[Directions for this task]: Copy the full set of lines exactly as given.

[Data]:
------

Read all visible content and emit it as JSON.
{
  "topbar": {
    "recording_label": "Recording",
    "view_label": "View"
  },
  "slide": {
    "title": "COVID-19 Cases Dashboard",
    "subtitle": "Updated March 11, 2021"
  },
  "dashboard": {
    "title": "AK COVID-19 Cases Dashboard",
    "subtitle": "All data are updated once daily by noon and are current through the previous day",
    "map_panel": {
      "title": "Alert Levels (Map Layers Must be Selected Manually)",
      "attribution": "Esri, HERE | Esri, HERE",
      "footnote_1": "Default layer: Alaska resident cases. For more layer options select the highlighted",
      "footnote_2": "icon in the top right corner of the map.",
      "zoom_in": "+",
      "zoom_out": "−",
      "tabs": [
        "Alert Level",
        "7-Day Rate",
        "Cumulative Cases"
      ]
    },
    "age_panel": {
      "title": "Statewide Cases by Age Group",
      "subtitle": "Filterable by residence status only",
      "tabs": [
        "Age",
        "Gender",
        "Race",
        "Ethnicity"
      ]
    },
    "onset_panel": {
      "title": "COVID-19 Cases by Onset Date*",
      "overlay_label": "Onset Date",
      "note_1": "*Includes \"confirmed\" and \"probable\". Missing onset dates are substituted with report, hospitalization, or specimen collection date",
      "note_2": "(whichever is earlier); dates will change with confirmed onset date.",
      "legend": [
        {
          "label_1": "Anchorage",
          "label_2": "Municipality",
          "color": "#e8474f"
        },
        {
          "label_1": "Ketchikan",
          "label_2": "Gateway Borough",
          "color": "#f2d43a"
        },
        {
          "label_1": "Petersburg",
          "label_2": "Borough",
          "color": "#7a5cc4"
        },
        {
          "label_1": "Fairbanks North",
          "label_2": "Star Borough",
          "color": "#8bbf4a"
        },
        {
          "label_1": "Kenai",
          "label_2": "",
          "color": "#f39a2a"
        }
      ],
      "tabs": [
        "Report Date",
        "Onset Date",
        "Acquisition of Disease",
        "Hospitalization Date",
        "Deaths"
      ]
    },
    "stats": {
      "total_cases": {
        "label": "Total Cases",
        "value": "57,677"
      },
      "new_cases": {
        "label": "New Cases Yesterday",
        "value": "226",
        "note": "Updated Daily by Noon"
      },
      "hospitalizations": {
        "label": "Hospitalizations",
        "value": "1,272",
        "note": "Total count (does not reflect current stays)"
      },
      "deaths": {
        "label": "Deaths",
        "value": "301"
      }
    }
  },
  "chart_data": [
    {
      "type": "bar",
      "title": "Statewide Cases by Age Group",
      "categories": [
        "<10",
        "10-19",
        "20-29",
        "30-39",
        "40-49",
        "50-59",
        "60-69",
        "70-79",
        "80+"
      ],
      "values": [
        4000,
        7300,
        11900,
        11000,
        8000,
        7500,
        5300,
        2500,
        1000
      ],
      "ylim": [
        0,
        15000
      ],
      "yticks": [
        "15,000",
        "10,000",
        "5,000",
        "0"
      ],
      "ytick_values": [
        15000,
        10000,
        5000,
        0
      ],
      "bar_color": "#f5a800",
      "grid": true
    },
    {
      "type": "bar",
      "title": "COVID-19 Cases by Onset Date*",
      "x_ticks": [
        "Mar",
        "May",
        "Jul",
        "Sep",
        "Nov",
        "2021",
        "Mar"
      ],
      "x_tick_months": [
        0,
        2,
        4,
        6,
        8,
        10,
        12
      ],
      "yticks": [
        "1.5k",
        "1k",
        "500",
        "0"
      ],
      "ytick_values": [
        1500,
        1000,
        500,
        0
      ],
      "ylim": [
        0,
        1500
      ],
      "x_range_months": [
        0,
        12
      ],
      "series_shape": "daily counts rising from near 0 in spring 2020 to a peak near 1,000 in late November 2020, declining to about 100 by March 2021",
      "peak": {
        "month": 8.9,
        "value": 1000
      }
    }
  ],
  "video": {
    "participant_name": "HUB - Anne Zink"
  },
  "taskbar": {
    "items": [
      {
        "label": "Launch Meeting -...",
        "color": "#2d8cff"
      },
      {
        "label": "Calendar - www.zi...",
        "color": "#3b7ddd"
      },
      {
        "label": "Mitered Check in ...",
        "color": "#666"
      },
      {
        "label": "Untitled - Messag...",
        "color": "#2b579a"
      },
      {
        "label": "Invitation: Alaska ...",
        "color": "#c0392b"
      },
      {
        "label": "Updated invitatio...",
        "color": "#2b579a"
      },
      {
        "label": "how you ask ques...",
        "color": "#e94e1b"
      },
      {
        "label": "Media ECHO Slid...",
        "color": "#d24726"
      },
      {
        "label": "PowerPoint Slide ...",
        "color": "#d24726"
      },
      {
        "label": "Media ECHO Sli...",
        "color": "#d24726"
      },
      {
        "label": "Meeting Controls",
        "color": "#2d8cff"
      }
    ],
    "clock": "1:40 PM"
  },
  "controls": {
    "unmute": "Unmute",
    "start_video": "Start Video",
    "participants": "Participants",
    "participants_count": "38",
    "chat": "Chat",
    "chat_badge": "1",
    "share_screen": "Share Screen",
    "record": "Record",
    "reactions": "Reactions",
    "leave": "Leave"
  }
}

------

[Worked solution]:
Read all visible content and emit it as JSON.
{
  "topbar": {
    "recording_label": "Recording",
    "view_label": "View"
  },
  "slide": {
    "title": "COVID-19 Cases Dashboard",
    "subtitle": "Updated March 11, 2021"
  },
  "dashboard": {
    "title": "AK COVID-19 Cases Dashboard",
    "subtitle": "All data are updated once daily by noon and are current through the previous day",
    "map_panel": {
      "title": "Alert Levels (Map Layers Must be Selected Manually)",
      "attribution": "Esri, HERE | Esri, HERE",
      "footnote_1": "Default layer: Alaska resident cases. For more layer options select the highlighted",
      "footnote_2": "icon in the top right corner of the map.",
      "zoom_in": "+",
      "zoom_out": "−",
      "tabs": [
        "Alert Level",
        "7-Day Rate",
        "Cumulative Cases"
      ]
    },
    "age_panel": {
      "title": "Statewide Cases by Age Group",
      "subtitle": "Filterable by residence status only",
      "tabs": [
        "Age",
        "Gender",
        "Race",
        "Ethnicity"
      ]
    },
    "onset_panel": {
      "title": "COVID-19 Cases by Onset Date*",
      "overlay_label": "Onset Date",
      "note_1": "*Includes \"confirmed\" and \"probable\". Missing onset dates are substituted with report, hospitalization, or specimen collection date",
      "note_2": "(whichever is earlier); dates will change with confirmed onset date.",
      "legend": [
        {
          "label_1": "Anchorage",
          "label_2": "Municipality",
          "color": "#e8474f"
        },
        {
          "label_1": "Ketchikan",
          "label_2": "Gateway Borough",
          "color": "#f2d43a"
        },
        {
          "label_1": "Petersburg",
          "label_2": "Borough",
          "color": "#7a5cc4"
        },
        {
          "label_1": "Fairbanks North",
          "label_2": "Star Borough",
          "color": "#8bbf4a"
        },
        {
          "label_1": "Kenai",
          "label_2": "",
          "color": "#f39a2a"
        }
      ],
      "tabs": [
        "Report Date",
        "Onset Date",
        "Acquisition of Disease",
        "Hospitalization Date",
        "Deaths"
      ]
    },
    "stats": {
      "total_cases": {
        "label": "Total Cases",
        "value": "57,677"
      },
      "new_cases": {
        "label": "New Cases Yesterday",
        "value": "226",
        "note": "Updated Daily by Noon"
      },
      "hospitalizations": {
        "label": "Hospitalizations",
        "value": "1,272",
        "note": "Total count (does not reflect current stays)"
      },
      "deaths": {
        "label": "Deaths",
        "value": "301"
      }
    }
  },
  "chart_data": [
    {
      "type": "bar",
      "title": "Statewide Cases by Age Group",
      "categories": [
        "<10",
        "10-19",
        "20-29",
        "30-39",
        "40-49",
        "50-59",
        "60-69",
        "70-79",
        "80+"
      ],
      "values": [
        4000,
        7300,
        11900,
        11000,
        8000,
        7500,
        5300,
        2500,
        1000
      ],
      "ylim": [
        0,
        15000
      ],
      "yticks": [
        "15,000",
        "10,000",
        "5,000",
        "0"
      ],
      "ytick_values": [
        15000,
        10000,
        5000,
        0
      ],
      "bar_color": "#f5a800",
      "grid": true
    },
    {
      "type": "bar",
      "title": "COVID-19 Cases by Onset Date*",
      "x_ticks": [
        "Mar",
        "May",
        "Jul",
        "Sep",
        "Nov",
        "2021",
        "Mar"
      ],
      "x_tick_months": [
        0,
        2,
        4,
        6,
        8,
        10,
        12
      ],
      "yticks": [
        "1.5k",
        "1k",
        "500",
        "0"
      ],
      "ytick_values": [
        1500,
        1000,
        500,
        0
      ],
      "ylim": [
        0,
        1500
      ],
      "x_range_months": [
        0,
        12
      ],
      "series_shape": "daily counts rising from near 0 in spring 2020 to a peak near 1,000 in late November 2020, declining to about 100 by March 2021",
      "peak": {
        "month": 8.9,
        "value": 1000
      }
    }
  ],
  "video": {
    "participant_name": "HUB - Anne Zink"
  },
  "taskbar": {
    "items": [
      {
        "label": "Launch Meeting -...",
        "color": "#2d8cff"
      },
      {
        "label": "Calendar - www.zi...",
        "color": "#3b7ddd"
      },
      {
        "label": "Mitered Check in ...",
        "color": "#666"
      },
      {
        "label": "Untitled - Messag...",
        "color": "#2b579a"
      },
      {
        "label": "Invitation: Alaska ...",
        "color": "#c0392b"
      },
      {
        "label": "Updated invitatio...",
        "color": "#2b579a"
      },
      {
        "label": "how you ask ques...",
        "color": "#e94e1b"
      },
      {
        "label": "Media ECHO Slid...",
        "color": "#d24726"
      },
      {
        "label": "PowerPoint Slide ...",
        "color": "#d24726"
      },
      {
        "label": "Media ECHO Sli...",
        "color": "#d24726"
      },
      {
        "label": "Meeting Controls",
        "color": "#2d8cff"
      }
    ],
    "clock": "1:40 PM"
  },
  "controls": {
    "unmute": "Unmute",
    "start_video": "Start Video",
    "participants": "Participants",
    "participants_count": "38",
    "chat": "Chat",
    "chat_badge": "1",
    "share_screen": "Share Screen",
    "record": "Record",
    "reactions": "Reactions",
    "leave": "Leave"
  }
}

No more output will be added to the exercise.